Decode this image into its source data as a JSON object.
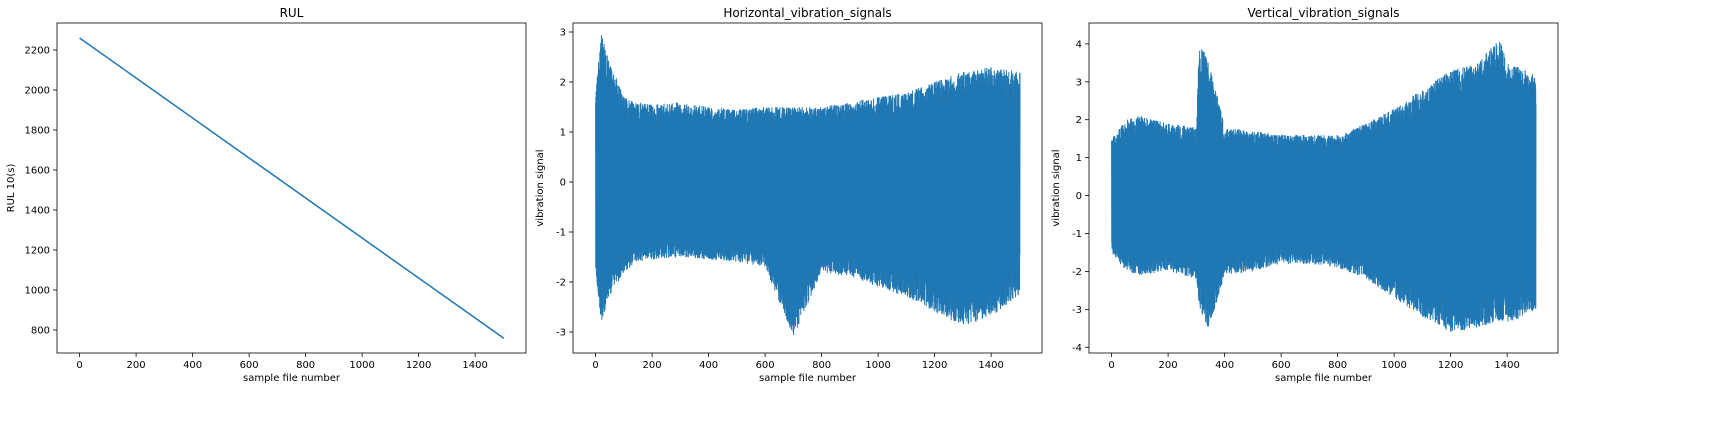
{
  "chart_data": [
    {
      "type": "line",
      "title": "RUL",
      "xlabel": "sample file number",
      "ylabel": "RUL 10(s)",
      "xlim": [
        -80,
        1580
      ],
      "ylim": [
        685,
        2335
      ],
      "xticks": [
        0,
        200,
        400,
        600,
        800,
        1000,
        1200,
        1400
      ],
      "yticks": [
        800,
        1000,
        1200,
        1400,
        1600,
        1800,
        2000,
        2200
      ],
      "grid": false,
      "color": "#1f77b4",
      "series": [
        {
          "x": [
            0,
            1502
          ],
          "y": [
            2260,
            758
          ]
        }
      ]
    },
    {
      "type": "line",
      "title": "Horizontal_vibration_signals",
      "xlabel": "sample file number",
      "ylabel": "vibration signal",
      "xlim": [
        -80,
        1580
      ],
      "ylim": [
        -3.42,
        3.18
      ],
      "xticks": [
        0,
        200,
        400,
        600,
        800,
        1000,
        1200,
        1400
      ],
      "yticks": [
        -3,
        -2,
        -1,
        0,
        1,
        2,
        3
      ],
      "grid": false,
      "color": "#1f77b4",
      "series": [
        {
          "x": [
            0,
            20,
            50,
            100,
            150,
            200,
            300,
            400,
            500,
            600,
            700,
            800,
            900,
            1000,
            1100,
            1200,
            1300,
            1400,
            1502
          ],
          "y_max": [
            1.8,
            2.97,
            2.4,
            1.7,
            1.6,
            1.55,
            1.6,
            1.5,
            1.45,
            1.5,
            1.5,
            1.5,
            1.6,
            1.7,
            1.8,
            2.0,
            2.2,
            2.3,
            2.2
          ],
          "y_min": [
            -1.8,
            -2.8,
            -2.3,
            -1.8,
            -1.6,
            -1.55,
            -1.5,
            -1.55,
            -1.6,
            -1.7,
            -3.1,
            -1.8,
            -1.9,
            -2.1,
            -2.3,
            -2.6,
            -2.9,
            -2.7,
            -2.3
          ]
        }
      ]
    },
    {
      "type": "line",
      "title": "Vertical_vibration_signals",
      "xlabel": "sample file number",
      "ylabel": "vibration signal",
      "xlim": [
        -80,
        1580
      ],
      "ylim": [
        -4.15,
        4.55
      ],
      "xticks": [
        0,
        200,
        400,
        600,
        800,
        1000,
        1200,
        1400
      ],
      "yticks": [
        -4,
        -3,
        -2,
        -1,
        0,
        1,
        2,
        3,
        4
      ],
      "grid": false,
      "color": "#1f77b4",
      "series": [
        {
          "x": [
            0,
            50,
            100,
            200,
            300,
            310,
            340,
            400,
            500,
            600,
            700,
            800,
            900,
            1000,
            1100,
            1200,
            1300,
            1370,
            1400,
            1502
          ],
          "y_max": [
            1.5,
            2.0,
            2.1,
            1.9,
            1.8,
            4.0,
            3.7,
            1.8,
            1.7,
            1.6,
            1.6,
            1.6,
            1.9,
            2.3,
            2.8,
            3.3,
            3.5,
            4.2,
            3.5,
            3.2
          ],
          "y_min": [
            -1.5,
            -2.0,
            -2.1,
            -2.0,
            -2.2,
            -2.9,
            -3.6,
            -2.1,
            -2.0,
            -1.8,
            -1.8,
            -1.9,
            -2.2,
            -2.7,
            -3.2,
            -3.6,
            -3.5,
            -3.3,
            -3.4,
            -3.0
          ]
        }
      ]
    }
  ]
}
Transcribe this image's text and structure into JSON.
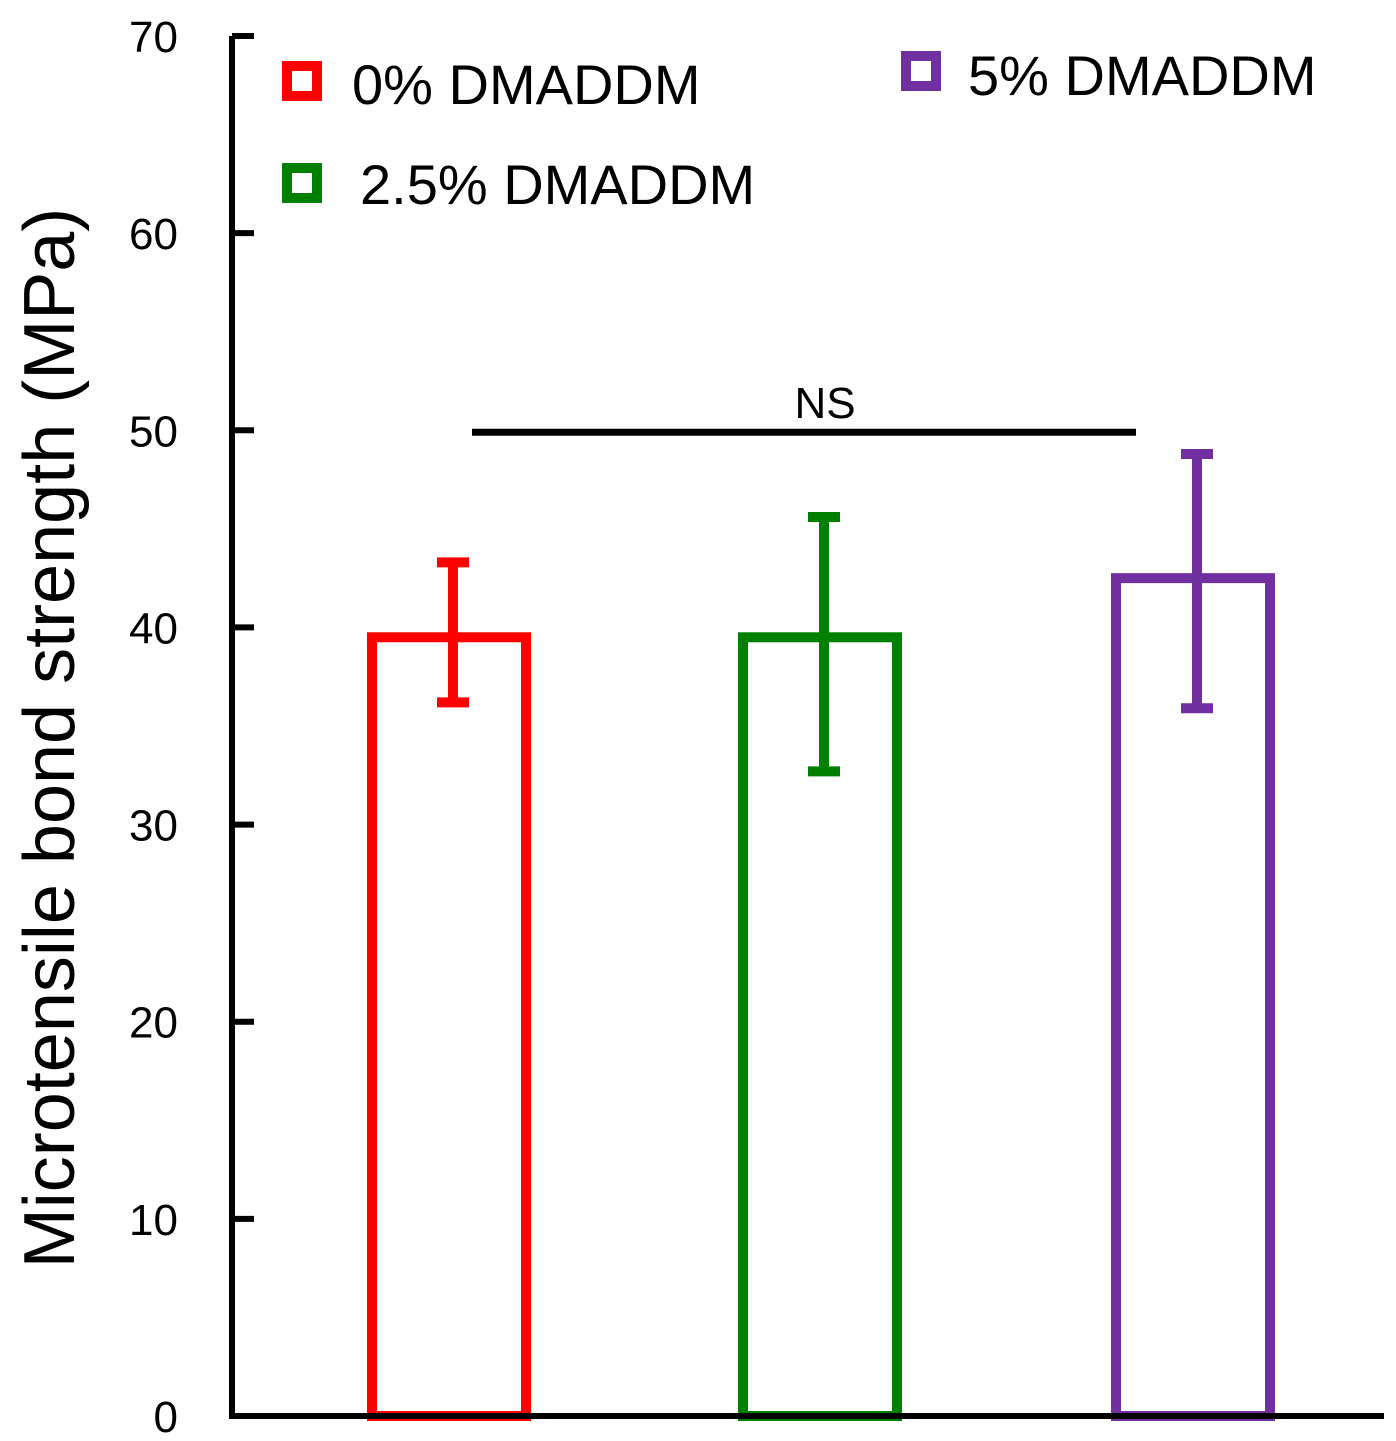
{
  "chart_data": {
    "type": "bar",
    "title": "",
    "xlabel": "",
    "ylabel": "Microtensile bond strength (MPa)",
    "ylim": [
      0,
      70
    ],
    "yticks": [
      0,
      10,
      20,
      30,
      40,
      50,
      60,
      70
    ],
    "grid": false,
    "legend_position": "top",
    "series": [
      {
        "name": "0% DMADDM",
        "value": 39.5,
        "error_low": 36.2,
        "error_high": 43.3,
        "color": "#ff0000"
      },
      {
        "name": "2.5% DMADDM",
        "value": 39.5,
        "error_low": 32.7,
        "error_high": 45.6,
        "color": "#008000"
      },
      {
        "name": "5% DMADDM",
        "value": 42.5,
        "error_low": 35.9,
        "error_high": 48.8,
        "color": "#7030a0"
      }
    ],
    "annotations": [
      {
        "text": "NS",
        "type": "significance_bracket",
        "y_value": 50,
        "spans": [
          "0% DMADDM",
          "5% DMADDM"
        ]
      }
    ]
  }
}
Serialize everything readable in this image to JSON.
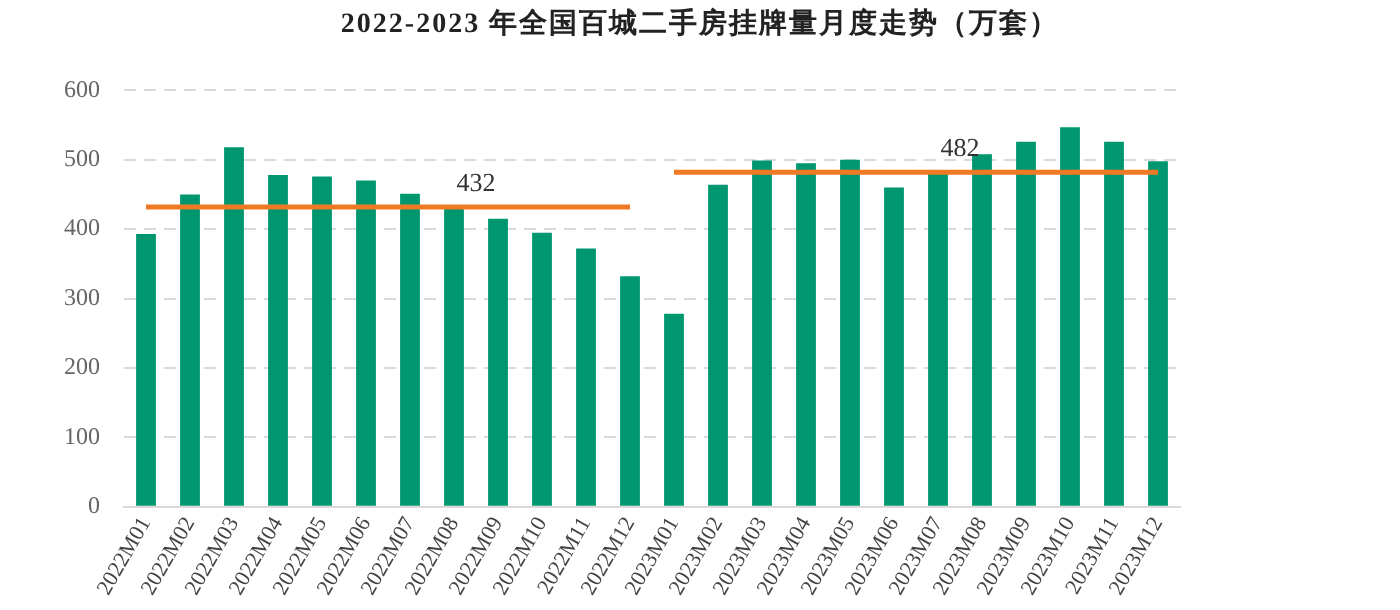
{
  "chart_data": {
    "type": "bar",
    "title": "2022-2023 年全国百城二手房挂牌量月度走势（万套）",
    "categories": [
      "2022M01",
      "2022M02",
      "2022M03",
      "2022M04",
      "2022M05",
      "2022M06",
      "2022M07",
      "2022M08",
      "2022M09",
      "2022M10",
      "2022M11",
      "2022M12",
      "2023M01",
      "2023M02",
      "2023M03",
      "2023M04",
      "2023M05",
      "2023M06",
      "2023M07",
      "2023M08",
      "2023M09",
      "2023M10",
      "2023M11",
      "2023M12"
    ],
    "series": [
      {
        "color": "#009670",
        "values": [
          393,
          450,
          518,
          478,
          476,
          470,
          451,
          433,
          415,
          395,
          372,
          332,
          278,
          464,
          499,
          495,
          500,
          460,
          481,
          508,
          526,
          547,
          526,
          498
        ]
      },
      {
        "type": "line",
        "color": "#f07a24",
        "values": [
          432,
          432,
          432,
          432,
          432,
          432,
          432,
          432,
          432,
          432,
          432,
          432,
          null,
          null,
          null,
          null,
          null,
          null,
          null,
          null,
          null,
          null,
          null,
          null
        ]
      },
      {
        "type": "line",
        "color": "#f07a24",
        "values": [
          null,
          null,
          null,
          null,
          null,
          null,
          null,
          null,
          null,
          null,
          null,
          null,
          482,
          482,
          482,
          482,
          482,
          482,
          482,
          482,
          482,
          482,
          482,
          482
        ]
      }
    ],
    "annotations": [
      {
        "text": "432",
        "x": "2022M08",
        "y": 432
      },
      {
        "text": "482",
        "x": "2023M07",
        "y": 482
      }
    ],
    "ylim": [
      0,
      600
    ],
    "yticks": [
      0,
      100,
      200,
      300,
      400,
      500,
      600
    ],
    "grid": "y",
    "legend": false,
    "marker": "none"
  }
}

----

- _EXERCISE DESCRIPTION_:
Find every line that has "into" in it, then return those lines.

- _ANSWER TO THE PROBLEM_:
Decode this image into its source data as a JSON object.
Transcribe this image's text and structure into JSON.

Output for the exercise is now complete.